* _Text under study_:
The Silver Peak Wilderness is located in the southwestern corner of Monterey County in the Santa Lucia Mountains along the Central Coast of California. It southern boundary largely follows the Monterey County/San Luis Obispo County line. Its eastern boundary is defined by Ft. Hunter Liggett, while on the west it follows closely along Highway 1 and the Big Sur coastline. It is one of ten wilderness areas within the Los Padres National Forest and managed by the US Forest Service.

The wilderness was created by the U.S. Congress as part of the Los Padres Condor Range and River Protection Act of 1992 (Public Law 102-301)
which set aside approximately 14500 acre. The same legislation also established the Chumash, Garcia, Machesna Mountain, Matilija, and Sespe Wilderness areas. On December 19, 2002 the Big Sur Wilderness and Conservation Act of 2002 added 17055 acre to the existing wilderness. The Wilderness is in two separate units, divided by the Willow Creek drainage and the fire roads to Alder Creek.

* _Given entries_:

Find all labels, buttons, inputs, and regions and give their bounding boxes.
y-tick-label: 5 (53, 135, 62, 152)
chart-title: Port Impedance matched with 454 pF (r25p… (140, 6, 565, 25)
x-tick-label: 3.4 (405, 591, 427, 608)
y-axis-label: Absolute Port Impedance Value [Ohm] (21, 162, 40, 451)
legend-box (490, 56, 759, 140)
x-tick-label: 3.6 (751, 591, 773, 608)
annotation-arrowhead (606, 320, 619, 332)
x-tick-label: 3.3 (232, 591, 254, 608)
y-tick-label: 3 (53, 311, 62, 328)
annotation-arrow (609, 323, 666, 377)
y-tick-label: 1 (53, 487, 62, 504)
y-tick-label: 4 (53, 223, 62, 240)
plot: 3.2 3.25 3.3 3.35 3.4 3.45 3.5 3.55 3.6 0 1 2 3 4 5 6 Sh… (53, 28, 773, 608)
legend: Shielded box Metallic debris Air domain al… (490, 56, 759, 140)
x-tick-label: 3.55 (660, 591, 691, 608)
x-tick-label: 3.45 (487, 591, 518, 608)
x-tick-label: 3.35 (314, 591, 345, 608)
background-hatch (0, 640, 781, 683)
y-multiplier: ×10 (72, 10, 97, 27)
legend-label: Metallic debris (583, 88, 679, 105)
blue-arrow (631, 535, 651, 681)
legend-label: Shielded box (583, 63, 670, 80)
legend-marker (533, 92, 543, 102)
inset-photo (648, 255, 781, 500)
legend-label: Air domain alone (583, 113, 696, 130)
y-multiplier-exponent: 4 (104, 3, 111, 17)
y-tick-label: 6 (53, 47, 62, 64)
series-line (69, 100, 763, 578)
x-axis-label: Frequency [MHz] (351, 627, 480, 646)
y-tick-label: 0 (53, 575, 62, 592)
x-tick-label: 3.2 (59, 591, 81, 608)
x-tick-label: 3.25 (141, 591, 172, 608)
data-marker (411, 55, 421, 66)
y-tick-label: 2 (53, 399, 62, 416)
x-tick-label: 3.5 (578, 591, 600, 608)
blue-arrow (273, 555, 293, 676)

* _Problems to work on_:
• 1. According to the passage on the Silver Peak Wilderness, what defines the wilderness's eastern boundary?
• 2. Extend the passage on the Silver Peak Wilderness, starting after its final sentence.

* _Answers for this exercise_:
• 1. Ft. Hunter Liggett

• 2.
The wilderness terrain rises steeply from near the Pacific Ocean to Silver Peak itself at 3590 ft. Vegetation in the forests includes California sycamore, the big leaf maple, and red alder. Open slopes are dominated by ceanothus, manzanita, coastal live oak, and gray pine. There is also an isolated stand of coastal redwoods, the world's southernmost stand of redwoods. The wilderness also encompasses a rare grove of Sargent cypress, gray pines, and Santa Lucia fir.

In the spring when the creeks fill, some of the steeper canyons feature waterfalls. Salmon Creek Falls, just off CA-1, is a very popular attraction, and the Salmon Creek Trail is a popular access point to the Wilderness. Views on clear days extend to the Big Sur coastline to the north, the Pacific Ocean to the west, and the Salinas Valley to the east.

Recreation includes backpacking, horse camping, and day trips. As with all wilderness areas, motorized and mechanized vehicles (including mountain bikes) are prohibited everywhere except the forest service roads.